Exercise aim » Scan the lines and state how many carry "this". Leave out everything but the number.

════════

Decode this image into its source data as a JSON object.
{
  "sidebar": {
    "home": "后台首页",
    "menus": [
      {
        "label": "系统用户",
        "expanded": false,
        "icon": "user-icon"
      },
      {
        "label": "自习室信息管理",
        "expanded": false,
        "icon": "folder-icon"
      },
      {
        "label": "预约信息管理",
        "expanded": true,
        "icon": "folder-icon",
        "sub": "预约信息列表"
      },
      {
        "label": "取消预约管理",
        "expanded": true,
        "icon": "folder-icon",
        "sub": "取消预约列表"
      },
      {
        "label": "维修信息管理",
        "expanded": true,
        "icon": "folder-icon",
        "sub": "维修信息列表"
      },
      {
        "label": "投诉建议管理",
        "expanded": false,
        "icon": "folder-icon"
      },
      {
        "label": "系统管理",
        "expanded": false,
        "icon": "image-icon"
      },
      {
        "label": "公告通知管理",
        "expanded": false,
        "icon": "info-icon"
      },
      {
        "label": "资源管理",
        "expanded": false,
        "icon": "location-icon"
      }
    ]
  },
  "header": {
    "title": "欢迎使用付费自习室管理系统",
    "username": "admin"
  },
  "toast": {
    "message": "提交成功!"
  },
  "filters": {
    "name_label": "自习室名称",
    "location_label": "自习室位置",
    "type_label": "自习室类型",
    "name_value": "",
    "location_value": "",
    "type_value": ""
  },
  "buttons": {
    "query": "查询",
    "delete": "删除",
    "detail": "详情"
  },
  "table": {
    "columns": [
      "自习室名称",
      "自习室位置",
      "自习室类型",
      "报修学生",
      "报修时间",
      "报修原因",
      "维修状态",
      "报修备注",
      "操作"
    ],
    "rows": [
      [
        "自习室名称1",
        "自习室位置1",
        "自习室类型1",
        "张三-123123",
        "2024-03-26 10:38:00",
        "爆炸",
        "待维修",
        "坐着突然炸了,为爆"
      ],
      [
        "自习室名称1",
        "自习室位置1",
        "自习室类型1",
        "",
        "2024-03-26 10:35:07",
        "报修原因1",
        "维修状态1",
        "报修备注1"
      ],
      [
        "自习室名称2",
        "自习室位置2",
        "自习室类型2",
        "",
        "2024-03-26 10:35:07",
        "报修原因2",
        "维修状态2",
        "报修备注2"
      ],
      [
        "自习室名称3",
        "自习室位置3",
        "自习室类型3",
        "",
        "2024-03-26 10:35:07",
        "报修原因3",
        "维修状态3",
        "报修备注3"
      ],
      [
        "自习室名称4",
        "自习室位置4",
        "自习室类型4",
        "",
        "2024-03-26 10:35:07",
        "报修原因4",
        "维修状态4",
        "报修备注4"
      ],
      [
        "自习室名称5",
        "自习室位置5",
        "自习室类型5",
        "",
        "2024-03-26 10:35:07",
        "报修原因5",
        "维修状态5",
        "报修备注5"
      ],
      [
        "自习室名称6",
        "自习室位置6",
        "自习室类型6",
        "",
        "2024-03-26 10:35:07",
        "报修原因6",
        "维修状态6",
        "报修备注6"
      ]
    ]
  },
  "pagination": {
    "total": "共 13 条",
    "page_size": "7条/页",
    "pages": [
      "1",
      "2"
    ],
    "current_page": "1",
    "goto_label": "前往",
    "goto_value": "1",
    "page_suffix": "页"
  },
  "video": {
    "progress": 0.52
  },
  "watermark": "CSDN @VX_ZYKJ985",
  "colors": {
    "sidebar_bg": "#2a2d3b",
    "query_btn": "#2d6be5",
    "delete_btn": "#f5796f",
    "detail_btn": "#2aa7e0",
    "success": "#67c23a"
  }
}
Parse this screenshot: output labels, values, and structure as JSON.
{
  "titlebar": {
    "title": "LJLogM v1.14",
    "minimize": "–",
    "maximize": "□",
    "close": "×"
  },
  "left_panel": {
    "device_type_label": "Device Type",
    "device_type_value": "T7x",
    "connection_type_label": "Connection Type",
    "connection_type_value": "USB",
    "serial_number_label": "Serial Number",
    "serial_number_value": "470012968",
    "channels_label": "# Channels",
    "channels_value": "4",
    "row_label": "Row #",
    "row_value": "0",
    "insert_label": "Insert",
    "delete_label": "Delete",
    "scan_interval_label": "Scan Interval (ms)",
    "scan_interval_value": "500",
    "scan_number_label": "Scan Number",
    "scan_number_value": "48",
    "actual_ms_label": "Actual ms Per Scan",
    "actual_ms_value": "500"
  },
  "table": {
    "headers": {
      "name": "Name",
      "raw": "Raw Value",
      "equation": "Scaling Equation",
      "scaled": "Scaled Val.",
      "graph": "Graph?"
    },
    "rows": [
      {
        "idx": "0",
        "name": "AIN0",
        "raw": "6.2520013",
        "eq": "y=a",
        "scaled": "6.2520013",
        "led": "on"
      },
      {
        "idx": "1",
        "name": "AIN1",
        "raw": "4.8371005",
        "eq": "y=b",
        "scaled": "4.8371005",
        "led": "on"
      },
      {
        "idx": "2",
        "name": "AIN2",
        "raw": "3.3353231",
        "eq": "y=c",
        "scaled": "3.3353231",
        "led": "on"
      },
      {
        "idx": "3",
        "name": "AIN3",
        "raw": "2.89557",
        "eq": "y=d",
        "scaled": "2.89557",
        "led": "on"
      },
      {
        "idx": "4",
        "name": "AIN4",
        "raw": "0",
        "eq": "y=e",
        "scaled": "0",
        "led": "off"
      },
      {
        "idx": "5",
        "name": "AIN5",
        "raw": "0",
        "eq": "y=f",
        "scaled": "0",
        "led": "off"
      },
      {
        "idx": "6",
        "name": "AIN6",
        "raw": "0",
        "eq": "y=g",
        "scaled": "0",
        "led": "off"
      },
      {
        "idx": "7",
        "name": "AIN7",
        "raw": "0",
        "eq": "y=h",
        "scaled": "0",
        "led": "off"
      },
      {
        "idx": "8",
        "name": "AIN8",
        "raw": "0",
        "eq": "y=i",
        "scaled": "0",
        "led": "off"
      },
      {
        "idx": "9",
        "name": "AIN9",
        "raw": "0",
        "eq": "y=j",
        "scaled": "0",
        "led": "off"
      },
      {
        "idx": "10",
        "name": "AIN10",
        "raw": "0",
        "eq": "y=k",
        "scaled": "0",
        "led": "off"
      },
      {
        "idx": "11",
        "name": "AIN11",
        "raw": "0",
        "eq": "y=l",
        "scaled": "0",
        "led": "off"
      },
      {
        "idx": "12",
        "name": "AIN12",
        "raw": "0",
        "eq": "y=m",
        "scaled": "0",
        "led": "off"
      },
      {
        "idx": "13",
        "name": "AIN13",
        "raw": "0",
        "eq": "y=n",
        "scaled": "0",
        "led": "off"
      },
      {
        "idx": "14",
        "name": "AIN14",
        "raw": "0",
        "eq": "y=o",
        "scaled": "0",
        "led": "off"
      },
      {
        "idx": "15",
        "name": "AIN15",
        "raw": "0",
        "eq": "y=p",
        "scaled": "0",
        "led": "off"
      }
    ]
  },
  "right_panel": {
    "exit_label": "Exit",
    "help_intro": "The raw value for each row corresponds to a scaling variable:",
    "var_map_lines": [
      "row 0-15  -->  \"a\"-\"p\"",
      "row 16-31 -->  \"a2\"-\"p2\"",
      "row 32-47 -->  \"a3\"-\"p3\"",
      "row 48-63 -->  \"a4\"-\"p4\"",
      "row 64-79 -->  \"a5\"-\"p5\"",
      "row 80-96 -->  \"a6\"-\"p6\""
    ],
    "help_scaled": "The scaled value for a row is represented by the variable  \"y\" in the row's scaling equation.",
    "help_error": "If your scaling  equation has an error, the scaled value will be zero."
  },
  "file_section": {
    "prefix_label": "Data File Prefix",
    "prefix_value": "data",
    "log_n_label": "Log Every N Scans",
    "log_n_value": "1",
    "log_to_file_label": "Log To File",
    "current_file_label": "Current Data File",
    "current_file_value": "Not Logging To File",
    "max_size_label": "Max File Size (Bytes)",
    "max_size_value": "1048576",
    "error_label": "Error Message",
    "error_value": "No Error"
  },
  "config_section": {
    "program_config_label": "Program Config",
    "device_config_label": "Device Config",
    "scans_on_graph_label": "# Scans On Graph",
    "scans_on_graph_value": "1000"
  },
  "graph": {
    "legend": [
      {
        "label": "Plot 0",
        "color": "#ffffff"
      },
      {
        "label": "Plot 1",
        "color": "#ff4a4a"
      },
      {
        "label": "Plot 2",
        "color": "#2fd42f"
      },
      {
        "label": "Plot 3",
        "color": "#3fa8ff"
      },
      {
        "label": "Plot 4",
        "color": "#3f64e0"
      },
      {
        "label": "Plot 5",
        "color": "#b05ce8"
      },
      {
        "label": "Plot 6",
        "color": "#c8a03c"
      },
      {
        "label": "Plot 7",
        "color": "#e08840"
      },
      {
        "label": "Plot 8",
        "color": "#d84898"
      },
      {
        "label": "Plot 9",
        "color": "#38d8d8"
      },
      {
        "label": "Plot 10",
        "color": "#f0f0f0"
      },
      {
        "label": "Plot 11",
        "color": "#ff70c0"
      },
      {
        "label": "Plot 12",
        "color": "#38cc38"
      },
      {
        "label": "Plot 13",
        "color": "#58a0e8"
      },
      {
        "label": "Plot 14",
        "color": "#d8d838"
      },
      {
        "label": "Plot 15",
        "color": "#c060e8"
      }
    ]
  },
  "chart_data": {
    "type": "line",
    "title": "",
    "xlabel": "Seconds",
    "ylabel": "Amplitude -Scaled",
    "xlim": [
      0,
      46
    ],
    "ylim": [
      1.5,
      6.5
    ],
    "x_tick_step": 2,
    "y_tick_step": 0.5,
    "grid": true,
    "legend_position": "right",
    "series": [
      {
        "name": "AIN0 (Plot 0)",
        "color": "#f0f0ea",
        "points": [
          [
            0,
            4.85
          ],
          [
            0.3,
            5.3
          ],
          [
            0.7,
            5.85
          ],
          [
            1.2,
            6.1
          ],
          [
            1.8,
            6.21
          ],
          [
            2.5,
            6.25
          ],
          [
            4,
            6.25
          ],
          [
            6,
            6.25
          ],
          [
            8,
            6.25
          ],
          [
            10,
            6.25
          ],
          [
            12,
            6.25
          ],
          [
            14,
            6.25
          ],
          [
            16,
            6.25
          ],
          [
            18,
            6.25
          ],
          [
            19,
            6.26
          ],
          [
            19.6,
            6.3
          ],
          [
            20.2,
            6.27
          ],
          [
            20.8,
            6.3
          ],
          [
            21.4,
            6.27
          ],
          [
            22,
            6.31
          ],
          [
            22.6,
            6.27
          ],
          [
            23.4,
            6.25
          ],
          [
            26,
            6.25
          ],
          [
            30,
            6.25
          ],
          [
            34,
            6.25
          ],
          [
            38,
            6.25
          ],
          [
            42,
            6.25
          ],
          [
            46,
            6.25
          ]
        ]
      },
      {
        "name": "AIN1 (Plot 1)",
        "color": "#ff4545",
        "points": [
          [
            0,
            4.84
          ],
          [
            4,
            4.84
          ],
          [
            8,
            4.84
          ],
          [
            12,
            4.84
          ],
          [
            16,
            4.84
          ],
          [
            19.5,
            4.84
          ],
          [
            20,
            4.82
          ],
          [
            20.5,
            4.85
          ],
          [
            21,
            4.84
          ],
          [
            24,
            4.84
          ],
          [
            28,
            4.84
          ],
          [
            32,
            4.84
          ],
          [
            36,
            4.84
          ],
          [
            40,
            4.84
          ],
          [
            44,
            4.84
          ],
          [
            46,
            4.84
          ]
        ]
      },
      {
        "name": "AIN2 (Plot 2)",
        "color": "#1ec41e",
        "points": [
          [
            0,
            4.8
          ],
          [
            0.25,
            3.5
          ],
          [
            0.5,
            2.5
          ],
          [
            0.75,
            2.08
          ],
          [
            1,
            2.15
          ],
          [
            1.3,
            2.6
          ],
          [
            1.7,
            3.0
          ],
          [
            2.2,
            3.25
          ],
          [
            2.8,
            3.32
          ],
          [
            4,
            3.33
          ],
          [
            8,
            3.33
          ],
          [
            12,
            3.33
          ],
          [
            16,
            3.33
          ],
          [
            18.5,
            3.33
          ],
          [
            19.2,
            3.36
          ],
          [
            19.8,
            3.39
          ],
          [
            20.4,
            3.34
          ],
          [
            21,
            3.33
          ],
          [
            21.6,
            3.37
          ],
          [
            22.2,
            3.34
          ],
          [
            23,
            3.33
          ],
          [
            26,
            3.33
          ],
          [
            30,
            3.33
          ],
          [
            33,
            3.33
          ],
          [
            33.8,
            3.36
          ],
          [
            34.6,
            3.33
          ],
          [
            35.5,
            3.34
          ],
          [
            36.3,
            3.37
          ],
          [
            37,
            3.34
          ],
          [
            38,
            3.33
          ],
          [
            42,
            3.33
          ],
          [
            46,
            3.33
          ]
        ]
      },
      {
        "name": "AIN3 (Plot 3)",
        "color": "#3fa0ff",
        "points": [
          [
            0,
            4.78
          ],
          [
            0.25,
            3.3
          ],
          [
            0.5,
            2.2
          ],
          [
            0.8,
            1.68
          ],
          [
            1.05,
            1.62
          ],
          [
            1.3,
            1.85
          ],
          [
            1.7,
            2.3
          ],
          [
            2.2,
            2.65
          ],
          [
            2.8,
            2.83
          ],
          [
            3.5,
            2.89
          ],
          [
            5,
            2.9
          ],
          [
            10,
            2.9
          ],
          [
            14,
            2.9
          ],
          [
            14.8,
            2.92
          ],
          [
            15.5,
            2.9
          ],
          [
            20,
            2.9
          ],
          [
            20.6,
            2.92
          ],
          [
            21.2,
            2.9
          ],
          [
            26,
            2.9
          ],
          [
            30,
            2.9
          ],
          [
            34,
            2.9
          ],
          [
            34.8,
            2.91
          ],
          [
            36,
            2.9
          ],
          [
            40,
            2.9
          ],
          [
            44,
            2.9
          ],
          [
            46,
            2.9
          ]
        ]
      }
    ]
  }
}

════════

The reply » 2